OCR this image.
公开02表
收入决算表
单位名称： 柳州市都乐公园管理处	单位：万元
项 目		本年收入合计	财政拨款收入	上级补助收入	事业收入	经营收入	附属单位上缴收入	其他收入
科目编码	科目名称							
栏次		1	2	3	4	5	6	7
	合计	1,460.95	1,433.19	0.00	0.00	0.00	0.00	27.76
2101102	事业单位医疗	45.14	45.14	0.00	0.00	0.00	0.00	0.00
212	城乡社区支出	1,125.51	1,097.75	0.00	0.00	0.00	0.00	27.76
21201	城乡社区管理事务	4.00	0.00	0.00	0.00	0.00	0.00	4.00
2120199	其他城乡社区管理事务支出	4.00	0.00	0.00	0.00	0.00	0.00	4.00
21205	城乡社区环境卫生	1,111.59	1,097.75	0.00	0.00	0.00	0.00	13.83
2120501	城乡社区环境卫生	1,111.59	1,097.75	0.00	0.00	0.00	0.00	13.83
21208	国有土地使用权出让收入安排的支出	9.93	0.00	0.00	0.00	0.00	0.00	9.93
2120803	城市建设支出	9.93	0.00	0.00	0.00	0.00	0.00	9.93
+ + + +
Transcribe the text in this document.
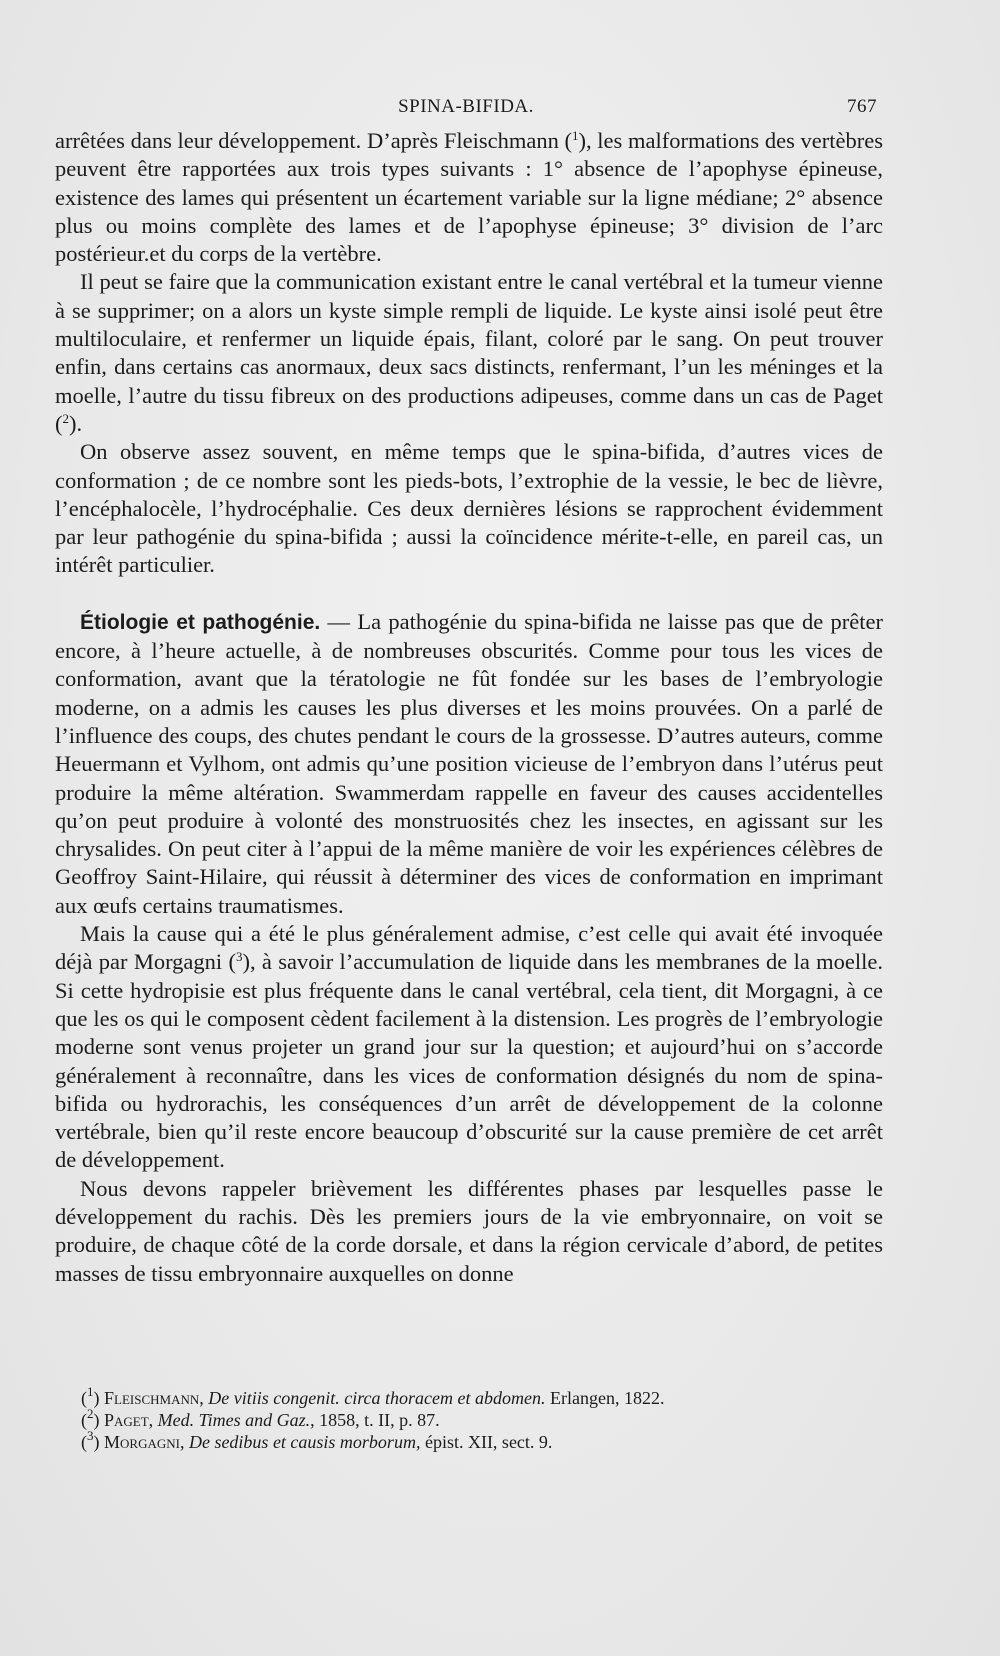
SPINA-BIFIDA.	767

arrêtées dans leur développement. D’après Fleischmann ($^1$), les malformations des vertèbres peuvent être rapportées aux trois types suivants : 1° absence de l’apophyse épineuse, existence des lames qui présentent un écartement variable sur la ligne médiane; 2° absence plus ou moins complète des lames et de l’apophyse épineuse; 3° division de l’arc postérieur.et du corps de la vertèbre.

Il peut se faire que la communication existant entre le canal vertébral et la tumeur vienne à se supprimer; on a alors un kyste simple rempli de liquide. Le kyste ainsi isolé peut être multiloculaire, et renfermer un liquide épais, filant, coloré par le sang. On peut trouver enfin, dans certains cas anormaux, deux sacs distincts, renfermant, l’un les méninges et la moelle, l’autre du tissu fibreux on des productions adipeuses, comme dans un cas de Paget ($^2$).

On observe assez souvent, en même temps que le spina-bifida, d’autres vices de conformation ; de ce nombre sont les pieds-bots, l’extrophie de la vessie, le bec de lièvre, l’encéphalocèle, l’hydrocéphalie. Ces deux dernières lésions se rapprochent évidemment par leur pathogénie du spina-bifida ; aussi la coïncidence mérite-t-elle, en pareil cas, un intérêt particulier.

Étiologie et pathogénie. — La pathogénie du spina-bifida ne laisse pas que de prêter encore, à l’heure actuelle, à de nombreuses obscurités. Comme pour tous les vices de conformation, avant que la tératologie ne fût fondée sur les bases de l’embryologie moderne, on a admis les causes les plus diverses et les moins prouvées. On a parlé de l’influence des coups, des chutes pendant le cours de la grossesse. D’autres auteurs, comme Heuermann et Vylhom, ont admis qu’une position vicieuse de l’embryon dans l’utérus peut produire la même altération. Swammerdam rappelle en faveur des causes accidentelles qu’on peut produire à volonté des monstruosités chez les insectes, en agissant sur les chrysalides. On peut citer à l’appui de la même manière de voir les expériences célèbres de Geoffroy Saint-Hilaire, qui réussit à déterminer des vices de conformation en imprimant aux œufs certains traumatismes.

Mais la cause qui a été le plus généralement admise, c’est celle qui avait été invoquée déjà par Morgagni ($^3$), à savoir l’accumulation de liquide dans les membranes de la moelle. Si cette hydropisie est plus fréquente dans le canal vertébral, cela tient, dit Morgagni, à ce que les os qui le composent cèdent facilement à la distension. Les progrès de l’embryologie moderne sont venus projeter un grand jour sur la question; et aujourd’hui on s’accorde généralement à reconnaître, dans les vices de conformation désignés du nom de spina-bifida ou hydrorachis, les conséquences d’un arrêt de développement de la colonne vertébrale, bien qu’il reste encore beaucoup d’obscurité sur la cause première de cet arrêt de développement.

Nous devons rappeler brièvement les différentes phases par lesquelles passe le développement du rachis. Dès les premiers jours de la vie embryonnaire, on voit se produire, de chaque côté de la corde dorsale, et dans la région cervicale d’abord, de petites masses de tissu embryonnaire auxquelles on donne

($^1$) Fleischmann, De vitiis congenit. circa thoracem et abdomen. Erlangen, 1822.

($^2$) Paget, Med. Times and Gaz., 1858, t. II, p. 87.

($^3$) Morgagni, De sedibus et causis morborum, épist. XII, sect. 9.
+ + + +
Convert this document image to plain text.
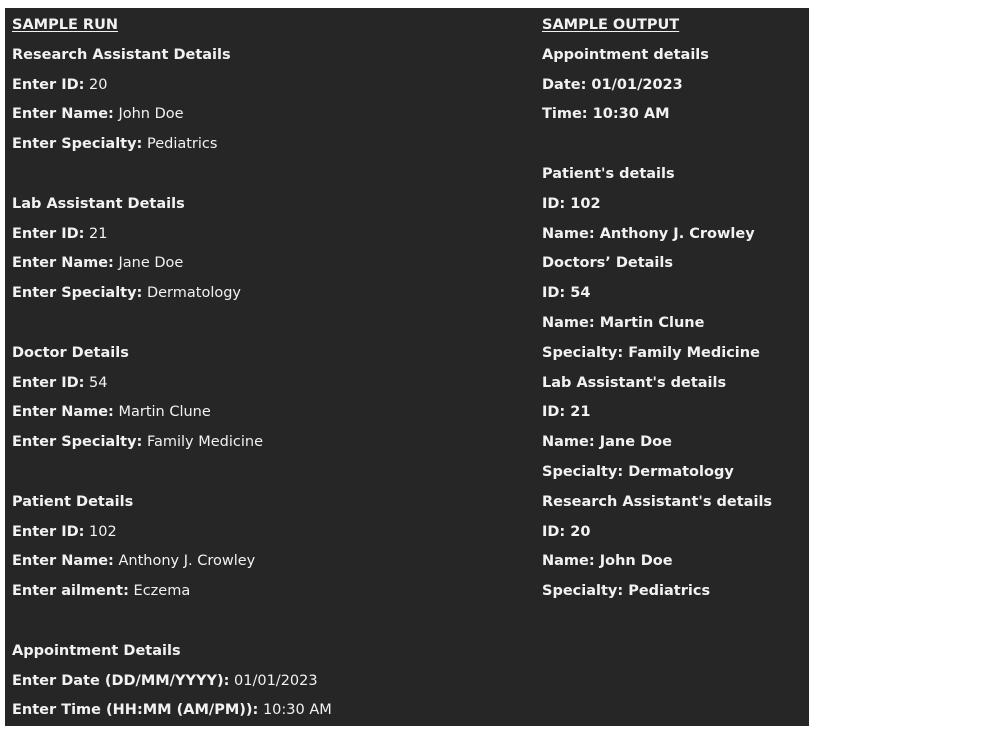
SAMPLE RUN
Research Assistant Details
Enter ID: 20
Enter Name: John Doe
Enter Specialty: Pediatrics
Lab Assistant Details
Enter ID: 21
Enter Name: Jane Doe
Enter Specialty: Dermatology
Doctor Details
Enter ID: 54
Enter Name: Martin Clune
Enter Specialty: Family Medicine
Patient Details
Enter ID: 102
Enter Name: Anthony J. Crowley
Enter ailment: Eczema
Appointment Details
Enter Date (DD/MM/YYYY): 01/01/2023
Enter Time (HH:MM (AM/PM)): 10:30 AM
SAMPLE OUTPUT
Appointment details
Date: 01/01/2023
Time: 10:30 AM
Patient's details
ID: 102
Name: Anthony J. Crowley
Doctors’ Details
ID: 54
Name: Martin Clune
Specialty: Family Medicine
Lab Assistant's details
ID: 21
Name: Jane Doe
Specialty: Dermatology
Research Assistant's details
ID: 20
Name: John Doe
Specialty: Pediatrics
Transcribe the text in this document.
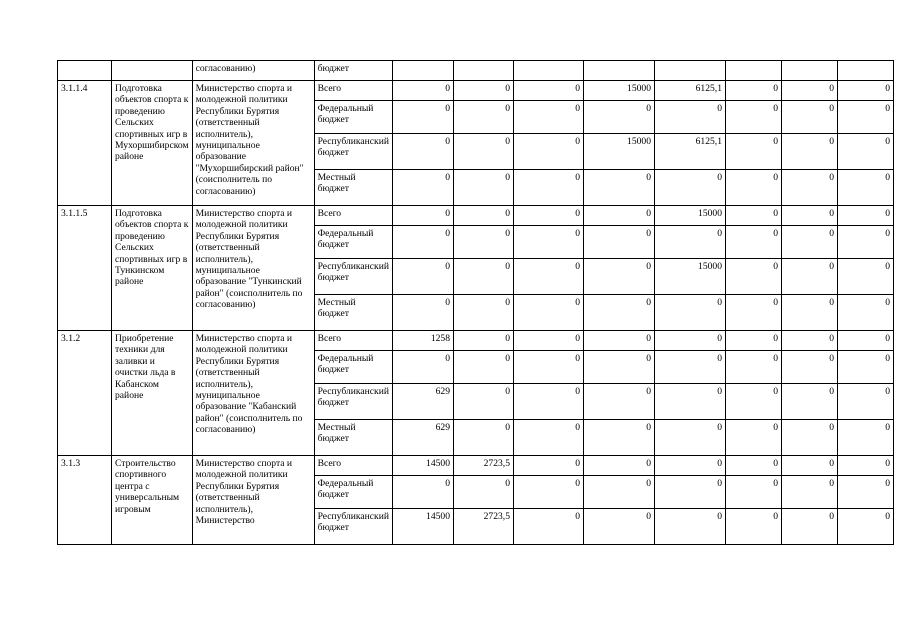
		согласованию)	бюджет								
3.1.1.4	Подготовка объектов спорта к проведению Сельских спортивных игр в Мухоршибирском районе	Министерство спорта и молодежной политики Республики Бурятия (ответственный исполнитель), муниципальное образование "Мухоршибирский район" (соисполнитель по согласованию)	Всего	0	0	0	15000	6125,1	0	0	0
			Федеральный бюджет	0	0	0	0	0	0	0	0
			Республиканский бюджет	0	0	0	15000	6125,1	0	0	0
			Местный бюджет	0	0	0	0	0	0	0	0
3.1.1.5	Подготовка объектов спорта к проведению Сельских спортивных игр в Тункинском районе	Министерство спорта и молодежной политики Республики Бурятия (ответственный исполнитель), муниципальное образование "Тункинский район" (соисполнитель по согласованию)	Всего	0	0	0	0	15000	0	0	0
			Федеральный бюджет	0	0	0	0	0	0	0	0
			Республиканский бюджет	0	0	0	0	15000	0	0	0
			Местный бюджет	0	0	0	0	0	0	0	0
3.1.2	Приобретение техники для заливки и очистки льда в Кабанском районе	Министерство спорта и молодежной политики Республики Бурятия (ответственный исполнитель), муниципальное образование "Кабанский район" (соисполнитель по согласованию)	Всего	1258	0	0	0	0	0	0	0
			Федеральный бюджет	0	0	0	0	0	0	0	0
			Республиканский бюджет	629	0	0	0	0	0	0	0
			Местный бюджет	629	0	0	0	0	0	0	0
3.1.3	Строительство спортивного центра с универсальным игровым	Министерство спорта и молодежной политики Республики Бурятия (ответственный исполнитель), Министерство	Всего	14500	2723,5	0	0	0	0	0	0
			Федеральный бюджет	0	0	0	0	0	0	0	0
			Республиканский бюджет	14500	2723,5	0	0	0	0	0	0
+ + + +
● Your goal:
Wherever "Anthony" shows up in a line, copy that line.

● Response to the exercise:
Enter Name: Anthony J. Crowley
Name: Anthony J. Crowley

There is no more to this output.